What the exercise asks ->
Find each line with the string "name" and report it.
=-=-=
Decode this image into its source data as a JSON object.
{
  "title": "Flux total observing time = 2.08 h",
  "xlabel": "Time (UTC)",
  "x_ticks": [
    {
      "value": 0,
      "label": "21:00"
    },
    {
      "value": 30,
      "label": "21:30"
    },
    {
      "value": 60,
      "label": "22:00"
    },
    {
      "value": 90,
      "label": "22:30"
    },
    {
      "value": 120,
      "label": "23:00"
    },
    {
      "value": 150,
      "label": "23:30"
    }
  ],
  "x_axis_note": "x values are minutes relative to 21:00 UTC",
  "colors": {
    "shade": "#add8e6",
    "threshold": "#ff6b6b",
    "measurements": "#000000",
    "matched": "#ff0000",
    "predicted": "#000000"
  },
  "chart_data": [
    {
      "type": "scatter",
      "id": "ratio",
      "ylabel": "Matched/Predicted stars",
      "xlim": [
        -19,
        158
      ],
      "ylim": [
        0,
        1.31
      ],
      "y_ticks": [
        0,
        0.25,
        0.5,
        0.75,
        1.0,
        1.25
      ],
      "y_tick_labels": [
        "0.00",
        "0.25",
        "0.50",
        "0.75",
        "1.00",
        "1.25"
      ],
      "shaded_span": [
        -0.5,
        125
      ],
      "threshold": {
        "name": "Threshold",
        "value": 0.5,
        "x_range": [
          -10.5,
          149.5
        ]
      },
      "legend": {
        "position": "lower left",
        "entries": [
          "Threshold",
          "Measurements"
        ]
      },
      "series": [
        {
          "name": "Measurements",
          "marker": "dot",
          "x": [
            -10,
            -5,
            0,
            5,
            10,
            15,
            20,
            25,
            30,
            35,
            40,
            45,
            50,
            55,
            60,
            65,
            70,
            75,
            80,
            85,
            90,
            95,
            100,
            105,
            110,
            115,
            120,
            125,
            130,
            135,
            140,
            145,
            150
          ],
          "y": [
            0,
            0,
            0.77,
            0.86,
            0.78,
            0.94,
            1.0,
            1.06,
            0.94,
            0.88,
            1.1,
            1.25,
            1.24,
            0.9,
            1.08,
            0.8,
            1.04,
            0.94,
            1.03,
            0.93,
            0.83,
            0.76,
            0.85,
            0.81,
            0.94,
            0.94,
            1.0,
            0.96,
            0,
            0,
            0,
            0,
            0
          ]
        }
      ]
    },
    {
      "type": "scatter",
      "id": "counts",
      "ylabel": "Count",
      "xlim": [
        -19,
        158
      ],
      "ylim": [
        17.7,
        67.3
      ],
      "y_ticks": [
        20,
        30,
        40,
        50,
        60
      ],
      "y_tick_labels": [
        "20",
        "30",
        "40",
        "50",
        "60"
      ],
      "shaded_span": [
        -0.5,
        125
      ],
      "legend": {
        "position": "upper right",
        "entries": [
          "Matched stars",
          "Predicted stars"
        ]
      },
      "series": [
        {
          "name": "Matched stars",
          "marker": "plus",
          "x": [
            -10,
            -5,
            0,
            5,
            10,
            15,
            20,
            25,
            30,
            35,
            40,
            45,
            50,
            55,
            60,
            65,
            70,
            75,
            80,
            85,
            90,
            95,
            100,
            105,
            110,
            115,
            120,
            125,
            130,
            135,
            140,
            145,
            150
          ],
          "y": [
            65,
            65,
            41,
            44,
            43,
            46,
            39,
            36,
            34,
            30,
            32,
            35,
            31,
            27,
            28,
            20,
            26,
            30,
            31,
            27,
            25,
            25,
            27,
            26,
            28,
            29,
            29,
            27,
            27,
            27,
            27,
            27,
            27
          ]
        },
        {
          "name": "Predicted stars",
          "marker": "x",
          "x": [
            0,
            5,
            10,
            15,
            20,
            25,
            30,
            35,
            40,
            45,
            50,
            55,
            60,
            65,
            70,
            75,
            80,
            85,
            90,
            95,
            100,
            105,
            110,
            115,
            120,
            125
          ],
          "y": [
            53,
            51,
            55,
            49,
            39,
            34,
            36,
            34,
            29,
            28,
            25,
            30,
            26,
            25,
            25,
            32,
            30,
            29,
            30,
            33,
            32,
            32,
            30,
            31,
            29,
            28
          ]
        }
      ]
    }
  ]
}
=-=-=
Correct answer ->
        "name": "Threshold",
          "name": "Measurements",
          "name": "Matched stars",
          "name": "Predicted stars",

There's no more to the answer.